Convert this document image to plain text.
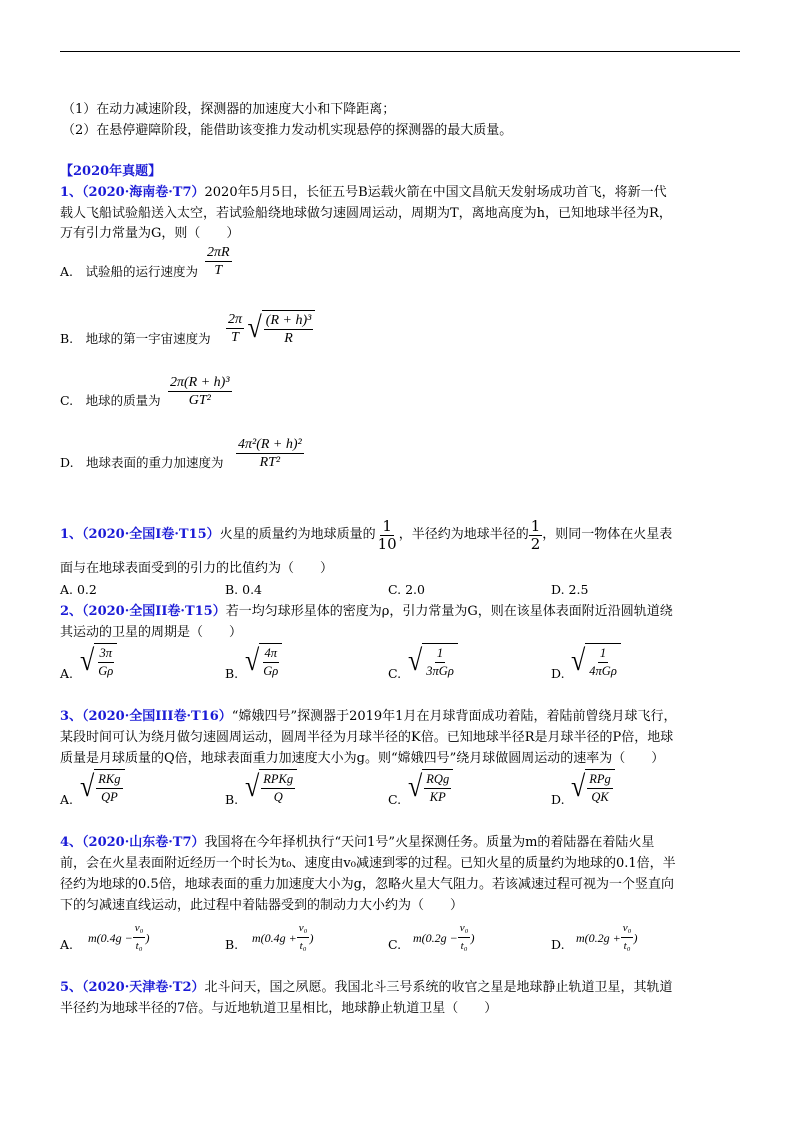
（1）在动力减速阶段，探测器的加速度大小和下降距离；
（2）在悬停避障阶段，能借助该变推力发动机实现悬停的探测器的最大质量。
【2020年真题】
1、（2020·海南卷·T7）2020年5月5日，长征五号B运载火箭在中国文昌航天发射场成功首飞，将新一代
载人飞船试验船送入太空，若试验船绕地球做匀速圆周运动，周期为T，离地高度为h，已知地球半径为R，
万有引力常量为G，则（　　）
A.　试验船的运行速度为 $\frac{2\pi R}{T}$
B.　地球的第一宇宙速度为 $\frac{2\pi}{T}$
√ $\frac{\text{(R + h)³}}{R}$
C.　地球的质量为 $\frac{\text{2π(R + h)³}}{\text{GT²}}$
D.　地球表面的重力加速度为 $\frac{\text{4π²(R + h)²}}{\text{RT²}}$
1、（2020·全国I卷·T15） 火星的质量约为地球质量的 $\frac{1}{10}$ ，半径约为地球半径的 $\frac{1}{2}$ ，则同一物体在火星表
面与在地球表面受到的引力的比值约为（　　）
A. 0.2	B. 0.4	C. 2.0	D. 2.5
2、（2020·全国II卷·T15）若一均匀球形星体的密度为ρ，引力常量为G，则在该星体表面附近沿圆轨道绕
其运动的卫星的周期是（　　）
A. √ $\frac{3\pi}{G\rho}$	B. √ $\frac{4\pi}{G\rho}$	C. √ $\frac{1}{\text{3πGρ}}$	D. √ $\frac{1}{\text{4πGρ}}$
3、（2020·全国III卷·T16）“嫦娥四号”探测器于2019年1月在月球背面成功着陆，着陆前曾绕月球飞行，
某段时间可认为绕月做匀速圆周运动，圆周半径为月球半径的K倍。已知地球半径R是月球半径的P倍，地球
质量是月球质量的Q倍，地球表面重力加速度大小为g。则“嫦娥四号”绕月球做圆周运动的速率为（　　）
A. √ $\frac{\text{RKg}}{QP}$	B. √ $\frac{\text{RPKg}}{Q}$	C. √ $\frac{\text{RQg}}{KP}$	D. √ $\frac{\text{RPg}}{QK}$
4、（2020·山东卷·T7）我国将在今年择机执行“天问1号”火星探测任务。质量为m的着陆器在着陆火星
前，会在火星表面附近经历一个时长为t₀、速度由v₀减速到零的过程。已知火星的质量约为地球的0.1倍，半
径约为地球的0.5倍，地球表面的重力加速度大小为g，忽略火星大气阻力。若该减速过程可视为一个竖直向
下的匀减速直线运动，此过程中着陆器受到的制动力大小约为（　　）
A. $m(0.4g - \frac{\text{v₀}}{\text{t₀}}$ )	B. $m(0.4g + \frac{\text{v₀}}{\text{t₀}}$ )	C. $m(0.2g - \frac{\text{v₀}}{\text{t₀}}$ )	D. $m(0.2g + \frac{\text{v₀}}{\text{t₀}}$ )
5、（2020·天津卷·T2）北斗问天，国之夙愿。我国北斗三号系统的收官之星是地球静止轨道卫星，其轨道
半径约为地球半径的7倍。与近地轨道卫星相比，地球静止轨道卫星（　　）
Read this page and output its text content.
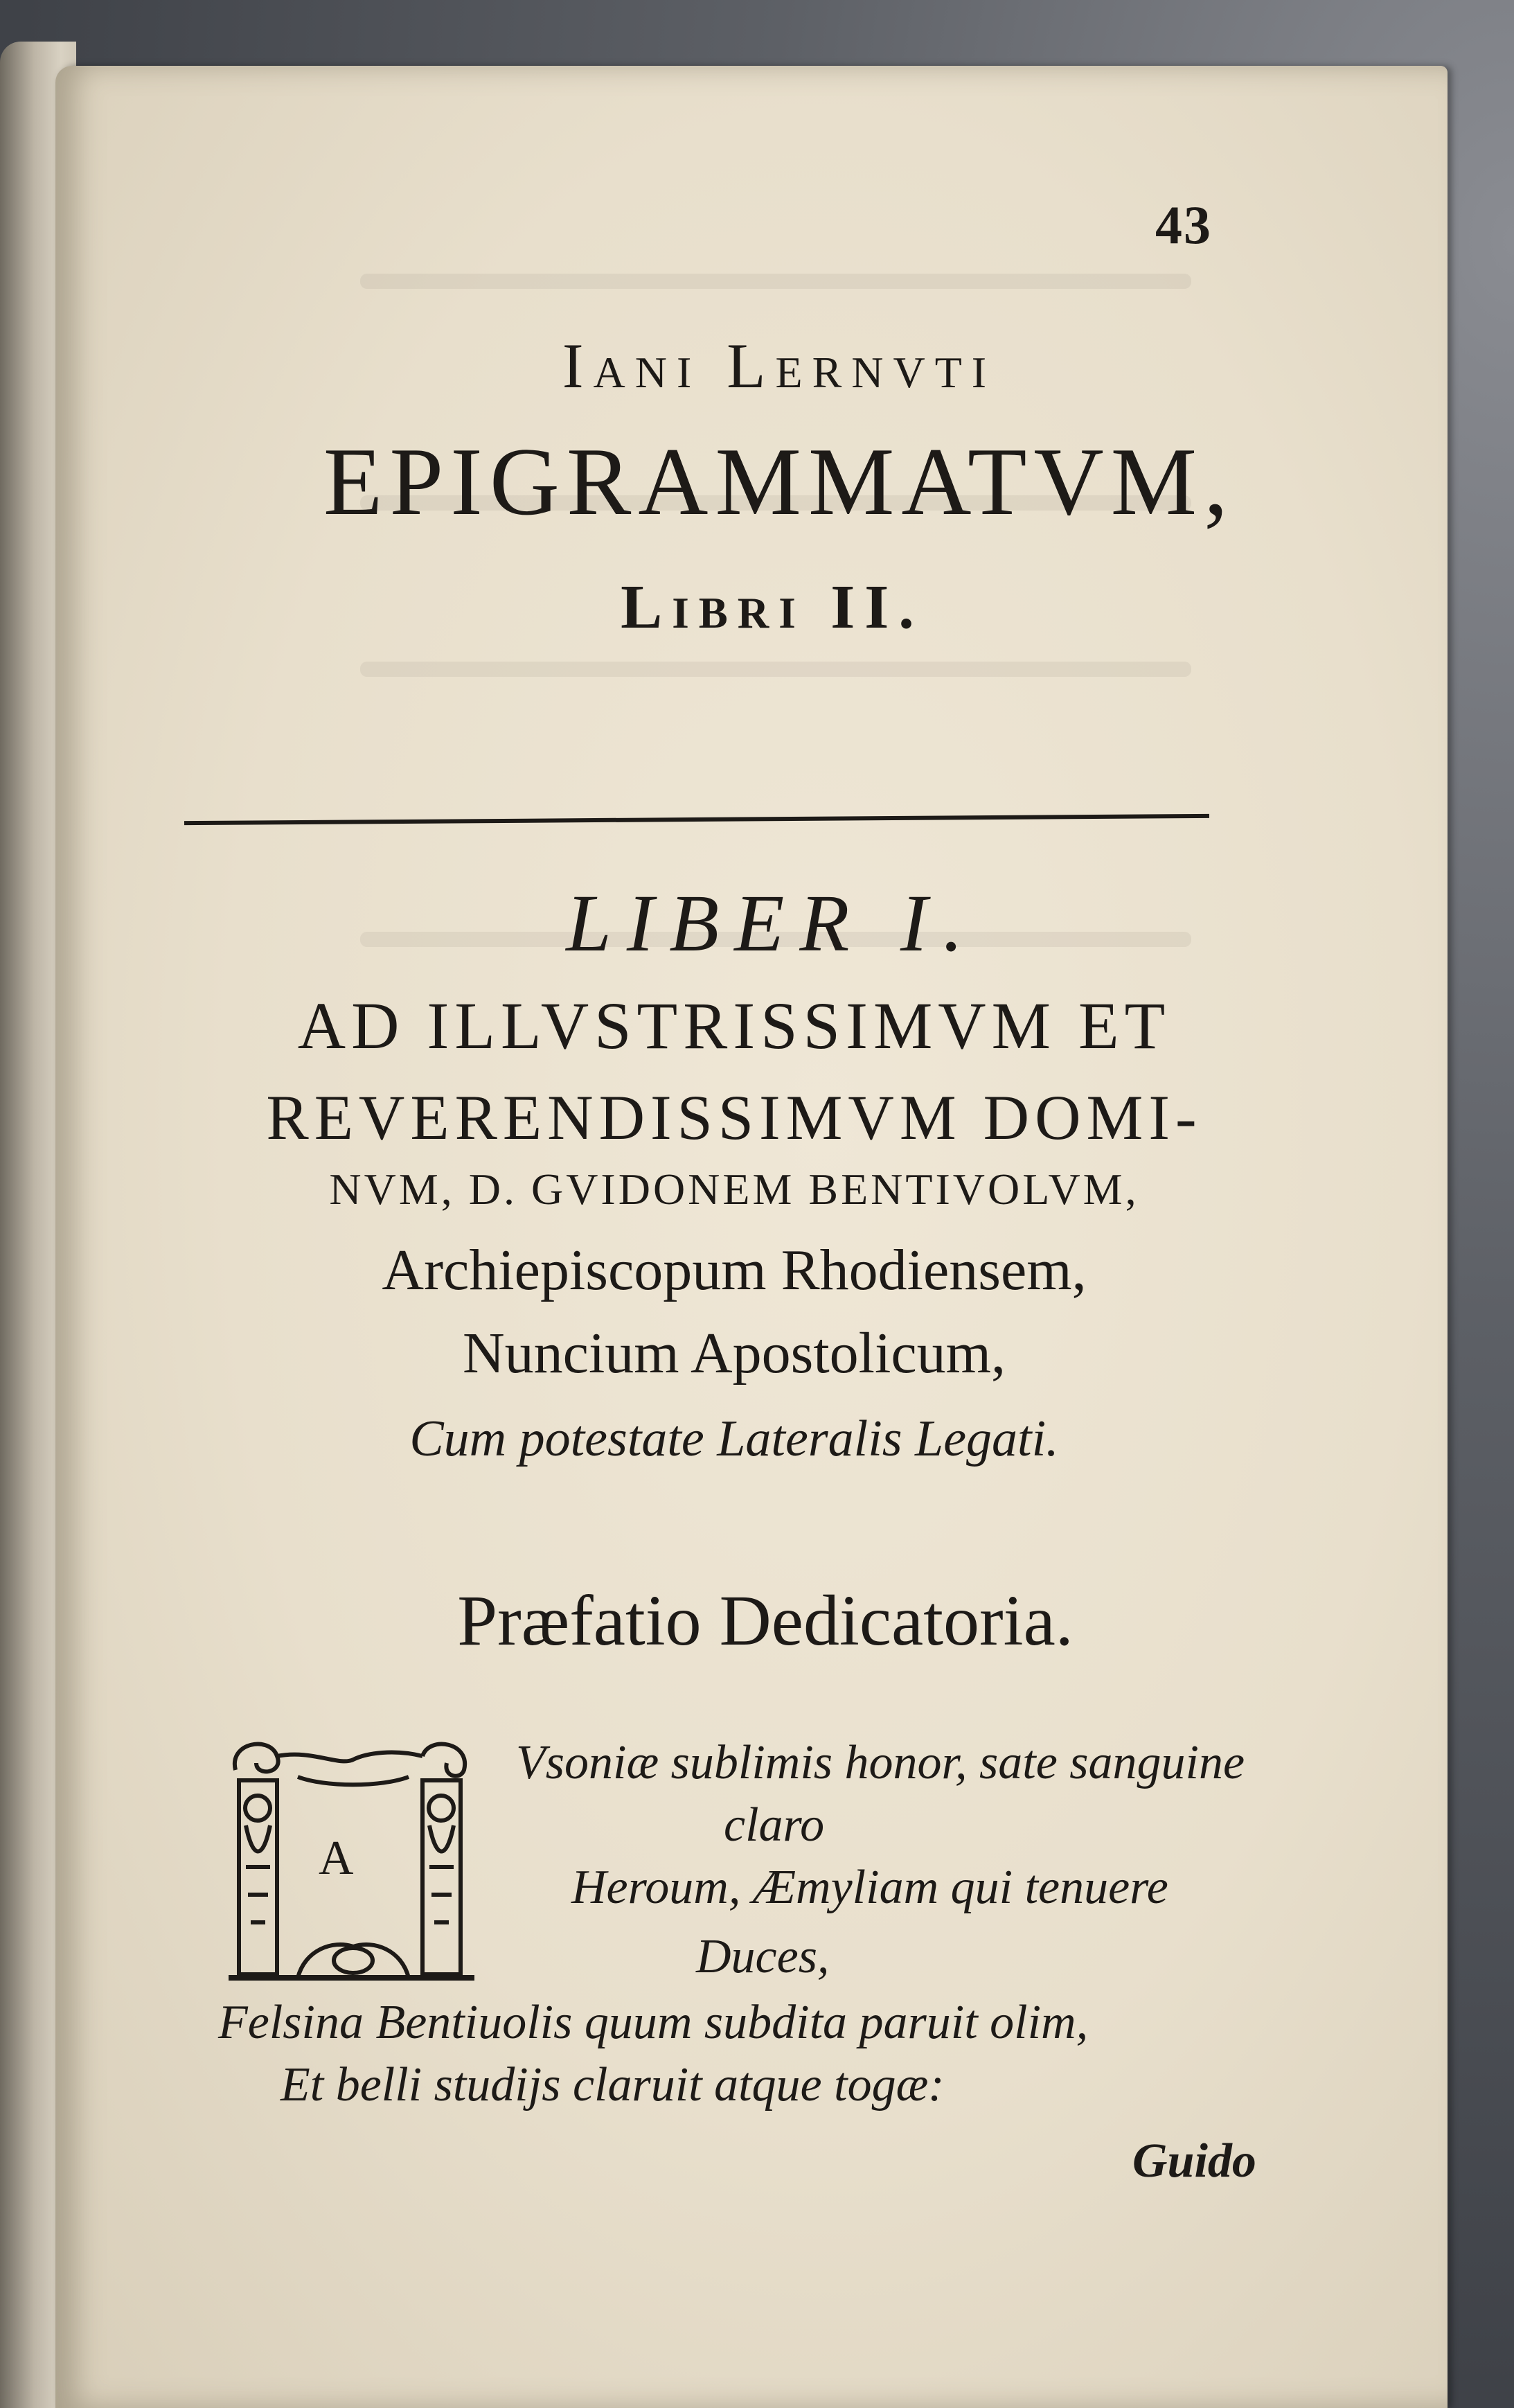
43
Iani Lernvti
EPIGRAMMATVM,
Libri II.
LIBER I.
AD ILLVSTRISSIMVM ET
REVERENDISSIMVM DOMI-
NVM, D. GVIDONEM BENTIVOLVM,
Archiepiscopum Rhodiensem,
Nuncium Apostolicum,
Cum potestate Lateralis Legati.
Præfatio Dedicatoria.
A
Vsoniæ sublimis honor, sate sanguine
claro
Heroum, Æmyliam qui tenuere
Duces,
Felsina Bentiuolis quum subdita paruit olim,
Et belli studijs claruit atque togæ:
Guido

_Task goal_
Show every line from the entries above in which "this" appears.

_Exercise answer_
Convert this document image to plain text.
Read this page and output its text content.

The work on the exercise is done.